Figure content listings
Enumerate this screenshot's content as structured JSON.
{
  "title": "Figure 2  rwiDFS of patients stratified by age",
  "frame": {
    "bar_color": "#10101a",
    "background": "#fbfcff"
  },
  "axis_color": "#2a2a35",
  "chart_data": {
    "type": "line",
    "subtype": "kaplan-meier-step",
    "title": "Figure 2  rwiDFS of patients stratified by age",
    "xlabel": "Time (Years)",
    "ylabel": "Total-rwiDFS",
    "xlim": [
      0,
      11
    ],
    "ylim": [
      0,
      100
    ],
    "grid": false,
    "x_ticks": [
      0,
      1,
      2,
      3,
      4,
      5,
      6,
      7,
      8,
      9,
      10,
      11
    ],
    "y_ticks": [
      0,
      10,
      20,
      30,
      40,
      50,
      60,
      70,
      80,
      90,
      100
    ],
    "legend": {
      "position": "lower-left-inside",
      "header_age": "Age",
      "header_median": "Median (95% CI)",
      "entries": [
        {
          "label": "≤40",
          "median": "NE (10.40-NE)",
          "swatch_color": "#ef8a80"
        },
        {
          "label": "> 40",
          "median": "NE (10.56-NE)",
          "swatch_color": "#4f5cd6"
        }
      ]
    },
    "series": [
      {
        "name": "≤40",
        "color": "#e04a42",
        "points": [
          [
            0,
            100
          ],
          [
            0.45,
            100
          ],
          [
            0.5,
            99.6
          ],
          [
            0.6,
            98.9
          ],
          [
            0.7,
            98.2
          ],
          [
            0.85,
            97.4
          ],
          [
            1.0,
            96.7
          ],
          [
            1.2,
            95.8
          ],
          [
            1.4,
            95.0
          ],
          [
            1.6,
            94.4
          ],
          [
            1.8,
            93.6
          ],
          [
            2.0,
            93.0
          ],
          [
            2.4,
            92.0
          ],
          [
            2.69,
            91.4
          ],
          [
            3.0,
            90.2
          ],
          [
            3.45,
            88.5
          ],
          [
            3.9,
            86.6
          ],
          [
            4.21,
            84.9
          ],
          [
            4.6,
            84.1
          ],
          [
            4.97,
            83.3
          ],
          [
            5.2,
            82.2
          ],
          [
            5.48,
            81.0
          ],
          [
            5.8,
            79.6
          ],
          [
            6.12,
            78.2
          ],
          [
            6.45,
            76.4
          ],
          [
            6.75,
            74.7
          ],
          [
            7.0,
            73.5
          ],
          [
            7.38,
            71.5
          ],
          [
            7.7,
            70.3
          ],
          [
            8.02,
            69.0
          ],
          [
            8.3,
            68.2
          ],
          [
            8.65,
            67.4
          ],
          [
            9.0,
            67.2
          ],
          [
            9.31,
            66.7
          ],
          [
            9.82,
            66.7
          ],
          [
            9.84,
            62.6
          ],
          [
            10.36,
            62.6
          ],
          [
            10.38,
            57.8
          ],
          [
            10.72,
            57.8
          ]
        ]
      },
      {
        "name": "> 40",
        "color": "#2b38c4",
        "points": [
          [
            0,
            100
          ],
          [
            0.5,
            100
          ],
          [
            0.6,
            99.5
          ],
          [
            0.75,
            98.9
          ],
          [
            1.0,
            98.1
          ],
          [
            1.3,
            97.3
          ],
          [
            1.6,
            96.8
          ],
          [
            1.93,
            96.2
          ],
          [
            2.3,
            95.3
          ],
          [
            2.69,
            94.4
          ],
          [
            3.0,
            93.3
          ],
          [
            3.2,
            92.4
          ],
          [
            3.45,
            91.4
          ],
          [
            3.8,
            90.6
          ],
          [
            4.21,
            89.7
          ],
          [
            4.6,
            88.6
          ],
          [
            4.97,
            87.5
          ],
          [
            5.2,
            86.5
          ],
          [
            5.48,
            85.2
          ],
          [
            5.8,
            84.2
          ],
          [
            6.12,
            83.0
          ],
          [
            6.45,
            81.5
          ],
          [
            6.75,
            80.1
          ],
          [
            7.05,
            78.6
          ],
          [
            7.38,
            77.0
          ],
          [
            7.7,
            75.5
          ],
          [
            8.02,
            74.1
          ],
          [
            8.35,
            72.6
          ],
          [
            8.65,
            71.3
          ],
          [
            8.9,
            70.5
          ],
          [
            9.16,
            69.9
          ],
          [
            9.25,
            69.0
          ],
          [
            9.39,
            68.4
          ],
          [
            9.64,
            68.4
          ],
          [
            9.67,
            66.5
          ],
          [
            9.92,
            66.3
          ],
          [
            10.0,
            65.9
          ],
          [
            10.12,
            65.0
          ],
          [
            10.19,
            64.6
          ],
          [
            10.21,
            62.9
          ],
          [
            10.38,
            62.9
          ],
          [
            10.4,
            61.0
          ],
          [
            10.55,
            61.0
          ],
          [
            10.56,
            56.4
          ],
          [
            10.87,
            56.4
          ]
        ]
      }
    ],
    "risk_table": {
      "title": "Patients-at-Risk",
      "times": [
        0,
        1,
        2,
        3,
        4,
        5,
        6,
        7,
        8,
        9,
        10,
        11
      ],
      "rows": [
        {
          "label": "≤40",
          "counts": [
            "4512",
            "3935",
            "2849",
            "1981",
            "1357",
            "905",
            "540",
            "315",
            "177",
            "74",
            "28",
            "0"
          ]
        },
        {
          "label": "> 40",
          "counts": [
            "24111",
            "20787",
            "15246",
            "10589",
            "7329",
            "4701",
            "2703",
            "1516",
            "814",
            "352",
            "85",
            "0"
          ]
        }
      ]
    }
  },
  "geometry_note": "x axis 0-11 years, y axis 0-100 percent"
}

**Task instructions:** Only lines holding the word "rwiDFS" are wanted, so copy each of them from the records above.

**Response:**
  "title": "Figure 2  rwiDFS of patients stratified by age",
    "title": "Figure 2  rwiDFS of patients stratified by age",
    "ylabel": "Total-rwiDFS",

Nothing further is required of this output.